--- Stated goal ---
Would you return all of this data exactly, leaving nothing out?

Dataset records
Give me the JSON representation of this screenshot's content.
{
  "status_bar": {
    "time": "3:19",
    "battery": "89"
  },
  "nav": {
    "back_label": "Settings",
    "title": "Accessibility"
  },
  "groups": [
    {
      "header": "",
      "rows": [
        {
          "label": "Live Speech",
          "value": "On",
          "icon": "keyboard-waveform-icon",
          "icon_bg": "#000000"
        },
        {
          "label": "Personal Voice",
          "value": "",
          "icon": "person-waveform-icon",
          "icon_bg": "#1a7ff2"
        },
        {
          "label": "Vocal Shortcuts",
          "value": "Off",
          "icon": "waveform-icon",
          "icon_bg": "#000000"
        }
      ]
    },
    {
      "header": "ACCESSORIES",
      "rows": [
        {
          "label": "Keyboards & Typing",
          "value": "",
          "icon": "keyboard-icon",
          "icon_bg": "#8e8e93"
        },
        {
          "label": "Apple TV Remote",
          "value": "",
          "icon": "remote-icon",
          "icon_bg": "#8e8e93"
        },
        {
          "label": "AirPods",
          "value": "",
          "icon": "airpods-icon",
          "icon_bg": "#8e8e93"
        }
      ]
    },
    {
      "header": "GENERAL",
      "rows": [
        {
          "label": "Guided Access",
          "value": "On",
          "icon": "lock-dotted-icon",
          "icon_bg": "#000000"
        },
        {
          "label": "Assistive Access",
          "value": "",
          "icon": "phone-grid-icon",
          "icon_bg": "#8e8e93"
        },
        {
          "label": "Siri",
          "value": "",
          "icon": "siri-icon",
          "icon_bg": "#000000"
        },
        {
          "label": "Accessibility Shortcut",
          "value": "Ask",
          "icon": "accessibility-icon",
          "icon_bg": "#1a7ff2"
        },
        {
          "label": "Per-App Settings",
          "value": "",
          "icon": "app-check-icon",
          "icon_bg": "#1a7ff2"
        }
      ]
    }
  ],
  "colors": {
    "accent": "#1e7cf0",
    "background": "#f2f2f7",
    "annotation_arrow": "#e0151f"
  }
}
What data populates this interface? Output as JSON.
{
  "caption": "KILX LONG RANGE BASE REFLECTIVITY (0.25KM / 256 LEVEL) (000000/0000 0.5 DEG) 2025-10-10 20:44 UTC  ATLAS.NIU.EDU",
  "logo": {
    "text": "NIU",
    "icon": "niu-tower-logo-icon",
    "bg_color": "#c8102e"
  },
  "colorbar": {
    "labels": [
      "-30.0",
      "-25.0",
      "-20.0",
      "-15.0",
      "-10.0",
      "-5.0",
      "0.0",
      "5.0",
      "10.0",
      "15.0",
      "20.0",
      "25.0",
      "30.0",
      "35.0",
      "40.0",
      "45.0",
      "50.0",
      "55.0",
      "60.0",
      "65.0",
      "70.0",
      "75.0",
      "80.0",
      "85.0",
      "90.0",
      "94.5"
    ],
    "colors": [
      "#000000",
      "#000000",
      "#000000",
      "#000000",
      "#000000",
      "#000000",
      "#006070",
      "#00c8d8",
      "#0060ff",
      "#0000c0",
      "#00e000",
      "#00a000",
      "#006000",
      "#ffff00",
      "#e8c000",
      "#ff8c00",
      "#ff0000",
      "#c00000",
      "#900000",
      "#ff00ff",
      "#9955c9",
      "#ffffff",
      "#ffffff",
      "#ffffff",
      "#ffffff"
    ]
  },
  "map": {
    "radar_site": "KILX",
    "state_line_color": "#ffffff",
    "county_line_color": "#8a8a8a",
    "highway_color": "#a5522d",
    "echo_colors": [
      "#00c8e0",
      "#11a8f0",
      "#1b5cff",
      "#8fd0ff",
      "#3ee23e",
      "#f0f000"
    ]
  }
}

--- Solution to this problem ---
Give me the JSON representation of this screenshot's content.
{
  "status_bar": {
    "time": "3:19",
    "battery": "89"
  },
  "nav": {
    "back_label": "Settings",
    "title": "Accessibility"
  },
  "groups": [
    {
      "header": "",
      "rows": [
        {
          "label": "Live Speech",
          "value": "On",
          "icon": "keyboard-waveform-icon",
          "icon_bg": "#000000"
        },
        {
          "label": "Personal Voice",
          "value": "",
          "icon": "person-waveform-icon",
          "icon_bg": "#1a7ff2"
        },
        {
          "label": "Vocal Shortcuts",
          "value": "Off",
          "icon": "waveform-icon",
          "icon_bg": "#000000"
        }
      ]
    },
    {
      "header": "ACCESSORIES",
      "rows": [
        {
          "label": "Keyboards & Typing",
          "value": "",
          "icon": "keyboard-icon",
          "icon_bg": "#8e8e93"
        },
        {
          "label": "Apple TV Remote",
          "value": "",
          "icon": "remote-icon",
          "icon_bg": "#8e8e93"
        },
        {
          "label": "AirPods",
          "value": "",
          "icon": "airpods-icon",
          "icon_bg": "#8e8e93"
        }
      ]
    },
    {
      "header": "GENERAL",
      "rows": [
        {
          "label": "Guided Access",
          "value": "On",
          "icon": "lock-dotted-icon",
          "icon_bg": "#000000"
        },
        {
          "label": "Assistive Access",
          "value": "",
          "icon": "phone-grid-icon",
          "icon_bg": "#8e8e93"
        },
        {
          "label": "Siri",
          "value": "",
          "icon": "siri-icon",
          "icon_bg": "#000000"
        },
        {
          "label": "Accessibility Shortcut",
          "value": "Ask",
          "icon": "accessibility-icon",
          "icon_bg": "#1a7ff2"
        },
        {
          "label": "Per-App Settings",
          "value": "",
          "icon": "app-check-icon",
          "icon_bg": "#1a7ff2"
        }
      ]
    }
  ],
  "colors": {
    "accent": "#1e7cf0",
    "background": "#f2f2f7",
    "annotation_arrow": "#e0151f"
  }
}
What data populates this interface? Output as JSON.
{
  "caption": "KILX LONG RANGE BASE REFLECTIVITY (0.25KM / 256 LEVEL) (000000/0000 0.5 DEG) 2025-10-10 20:44 UTC  ATLAS.NIU.EDU",
  "logo": {
    "text": "NIU",
    "icon": "niu-tower-logo-icon",
    "bg_color": "#c8102e"
  },
  "colorbar": {
    "labels": [
      "-30.0",
      "-25.0",
      "-20.0",
      "-15.0",
      "-10.0",
      "-5.0",
      "0.0",
      "5.0",
      "10.0",
      "15.0",
      "20.0",
      "25.0",
      "30.0",
      "35.0",
      "40.0",
      "45.0",
      "50.0",
      "55.0",
      "60.0",
      "65.0",
      "70.0",
      "75.0",
      "80.0",
      "85.0",
      "90.0",
      "94.5"
    ],
    "colors": [
      "#000000",
      "#000000",
      "#000000",
      "#000000",
      "#000000",
      "#000000",
      "#006070",
      "#00c8d8",
      "#0060ff",
      "#0000c0",
      "#00e000",
      "#00a000",
      "#006000",
      "#ffff00",
      "#e8c000",
      "#ff8c00",
      "#ff0000",
      "#c00000",
      "#900000",
      "#ff00ff",
      "#9955c9",
      "#ffffff",
      "#ffffff",
      "#ffffff",
      "#ffffff"
    ]
  },
  "map": {
    "radar_site": "KILX",
    "state_line_color": "#ffffff",
    "county_line_color": "#8a8a8a",
    "highway_color": "#a5522d",
    "echo_colors": [
      "#00c8e0",
      "#11a8f0",
      "#1b5cff",
      "#8fd0ff",
      "#3ee23e",
      "#f0f000"
    ]
  }
}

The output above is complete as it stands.